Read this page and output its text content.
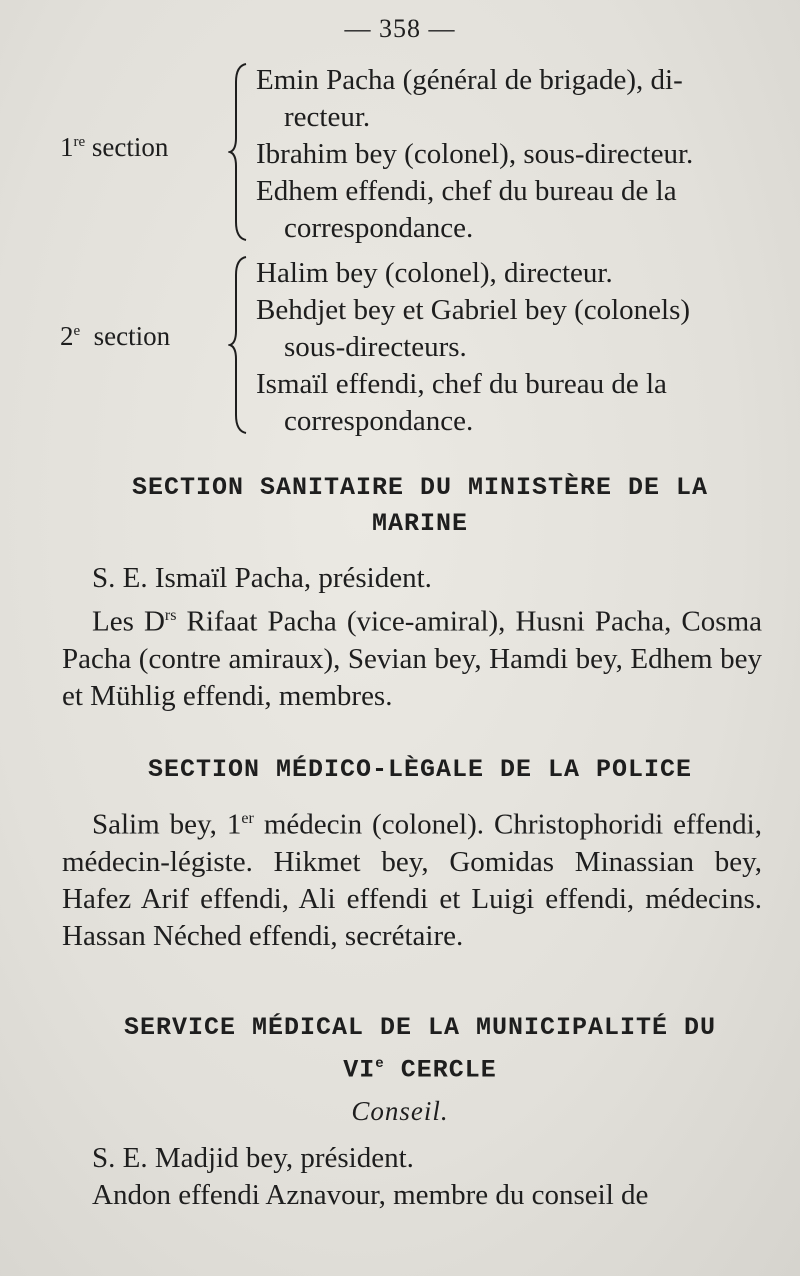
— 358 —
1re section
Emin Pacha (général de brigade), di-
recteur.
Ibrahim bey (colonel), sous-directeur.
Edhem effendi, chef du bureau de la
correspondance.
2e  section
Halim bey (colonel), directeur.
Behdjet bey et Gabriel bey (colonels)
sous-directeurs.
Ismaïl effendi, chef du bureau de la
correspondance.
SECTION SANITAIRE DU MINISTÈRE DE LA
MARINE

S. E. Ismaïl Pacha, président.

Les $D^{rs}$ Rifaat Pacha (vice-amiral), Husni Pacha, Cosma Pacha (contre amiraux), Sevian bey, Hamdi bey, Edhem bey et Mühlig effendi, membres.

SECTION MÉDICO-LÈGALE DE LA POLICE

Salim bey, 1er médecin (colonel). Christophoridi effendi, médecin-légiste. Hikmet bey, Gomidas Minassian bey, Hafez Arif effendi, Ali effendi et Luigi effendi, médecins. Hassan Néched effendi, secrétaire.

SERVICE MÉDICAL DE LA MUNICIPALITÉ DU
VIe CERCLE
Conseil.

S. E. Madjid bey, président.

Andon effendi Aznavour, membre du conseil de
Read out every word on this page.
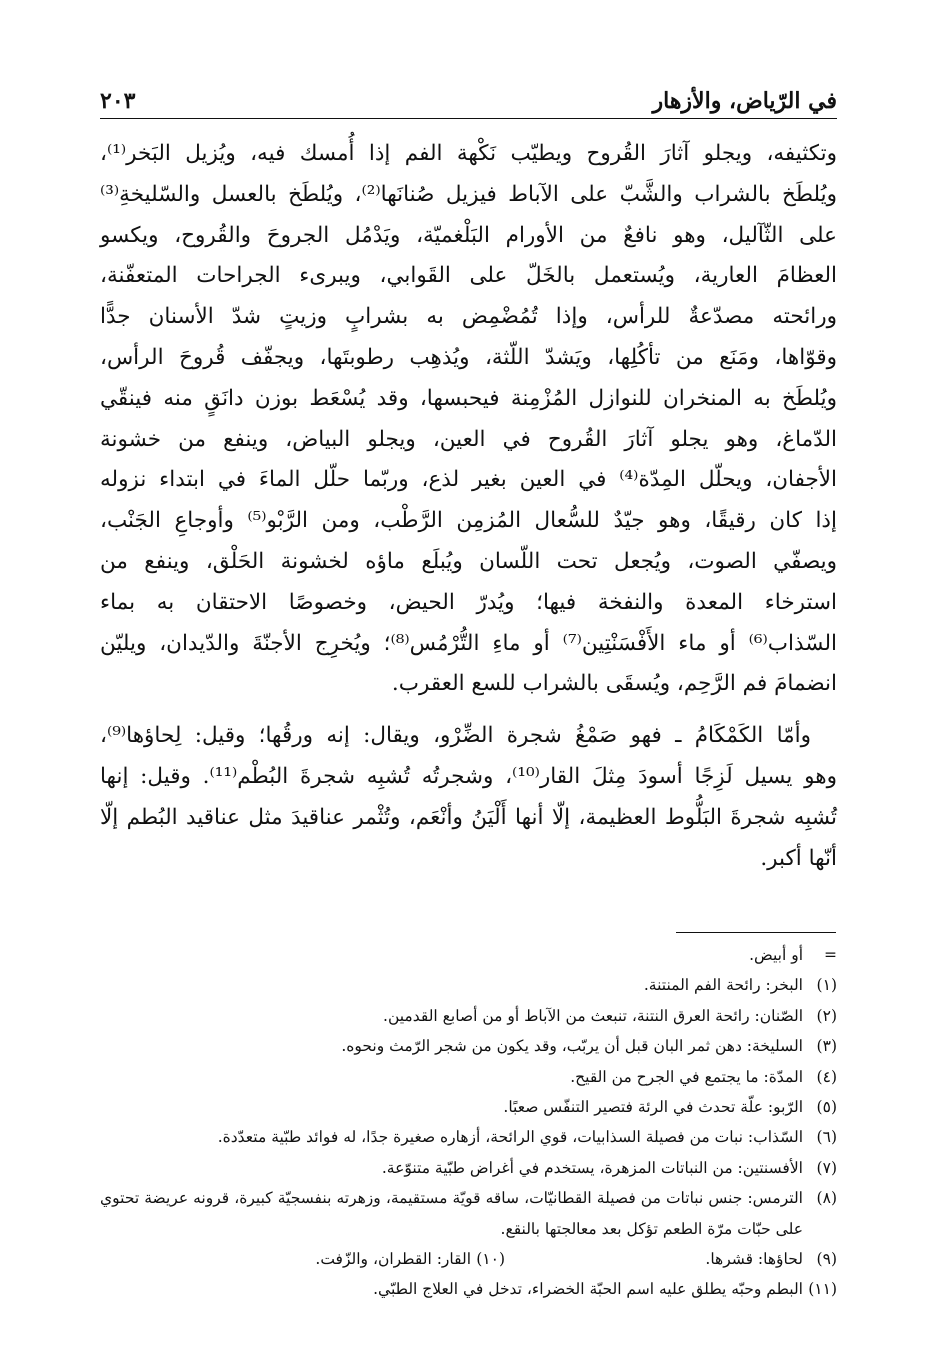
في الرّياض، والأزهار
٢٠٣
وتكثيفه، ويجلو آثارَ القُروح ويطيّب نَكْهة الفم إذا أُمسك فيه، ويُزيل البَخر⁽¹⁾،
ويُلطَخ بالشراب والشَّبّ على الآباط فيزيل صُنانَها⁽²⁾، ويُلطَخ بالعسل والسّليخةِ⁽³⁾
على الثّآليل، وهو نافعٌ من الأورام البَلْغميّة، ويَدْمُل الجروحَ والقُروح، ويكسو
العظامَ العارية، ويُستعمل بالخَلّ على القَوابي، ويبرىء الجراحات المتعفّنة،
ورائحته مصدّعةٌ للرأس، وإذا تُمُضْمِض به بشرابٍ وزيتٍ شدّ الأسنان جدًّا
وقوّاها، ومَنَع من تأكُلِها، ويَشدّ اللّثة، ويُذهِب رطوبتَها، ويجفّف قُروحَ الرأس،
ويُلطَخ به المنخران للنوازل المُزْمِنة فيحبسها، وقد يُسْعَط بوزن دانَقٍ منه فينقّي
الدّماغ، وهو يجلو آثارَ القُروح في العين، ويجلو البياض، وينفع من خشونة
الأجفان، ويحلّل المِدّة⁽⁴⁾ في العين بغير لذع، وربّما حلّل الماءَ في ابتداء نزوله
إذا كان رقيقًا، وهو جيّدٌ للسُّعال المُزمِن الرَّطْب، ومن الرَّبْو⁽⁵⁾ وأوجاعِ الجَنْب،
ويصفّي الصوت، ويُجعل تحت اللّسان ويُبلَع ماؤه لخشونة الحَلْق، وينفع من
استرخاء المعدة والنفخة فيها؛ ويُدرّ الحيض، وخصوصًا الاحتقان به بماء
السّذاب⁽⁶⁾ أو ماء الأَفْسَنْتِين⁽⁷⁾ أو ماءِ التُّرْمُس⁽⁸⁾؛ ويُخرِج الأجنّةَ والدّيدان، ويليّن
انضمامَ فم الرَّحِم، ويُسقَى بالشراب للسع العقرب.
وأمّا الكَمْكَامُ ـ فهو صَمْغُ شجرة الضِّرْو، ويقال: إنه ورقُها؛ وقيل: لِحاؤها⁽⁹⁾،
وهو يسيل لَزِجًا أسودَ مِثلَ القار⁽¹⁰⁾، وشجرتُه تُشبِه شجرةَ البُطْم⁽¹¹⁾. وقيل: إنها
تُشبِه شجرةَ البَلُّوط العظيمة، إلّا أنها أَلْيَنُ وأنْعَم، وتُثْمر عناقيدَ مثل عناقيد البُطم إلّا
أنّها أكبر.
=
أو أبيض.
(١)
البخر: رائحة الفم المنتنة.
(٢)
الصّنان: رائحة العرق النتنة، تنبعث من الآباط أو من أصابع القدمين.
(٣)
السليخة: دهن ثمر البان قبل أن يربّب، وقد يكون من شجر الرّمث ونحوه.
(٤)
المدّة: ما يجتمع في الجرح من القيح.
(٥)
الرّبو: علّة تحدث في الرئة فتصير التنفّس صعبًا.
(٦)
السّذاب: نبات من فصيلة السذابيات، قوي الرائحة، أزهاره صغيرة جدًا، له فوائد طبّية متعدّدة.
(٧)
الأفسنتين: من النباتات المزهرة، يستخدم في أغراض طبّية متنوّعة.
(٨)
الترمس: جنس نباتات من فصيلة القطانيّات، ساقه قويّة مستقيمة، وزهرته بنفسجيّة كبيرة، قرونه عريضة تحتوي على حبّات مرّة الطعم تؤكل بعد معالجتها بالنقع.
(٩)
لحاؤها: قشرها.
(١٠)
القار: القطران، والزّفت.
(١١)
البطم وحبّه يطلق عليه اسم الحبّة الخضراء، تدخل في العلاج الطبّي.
⁂
→ Goal
Whenever "Pacha" turns up in a line, pick that line out.

→ Result below
Emin Pacha (général de brigade), di-
S. E. Ismaïl Pacha, président.
Les $D^{rs}$ Rifaat Pacha (vice-amiral), Husni Pacha, Cosma Pacha (contre amiraux), Sevian bey, Hamdi bey, Edhem bey et Mühlig effendi, membres.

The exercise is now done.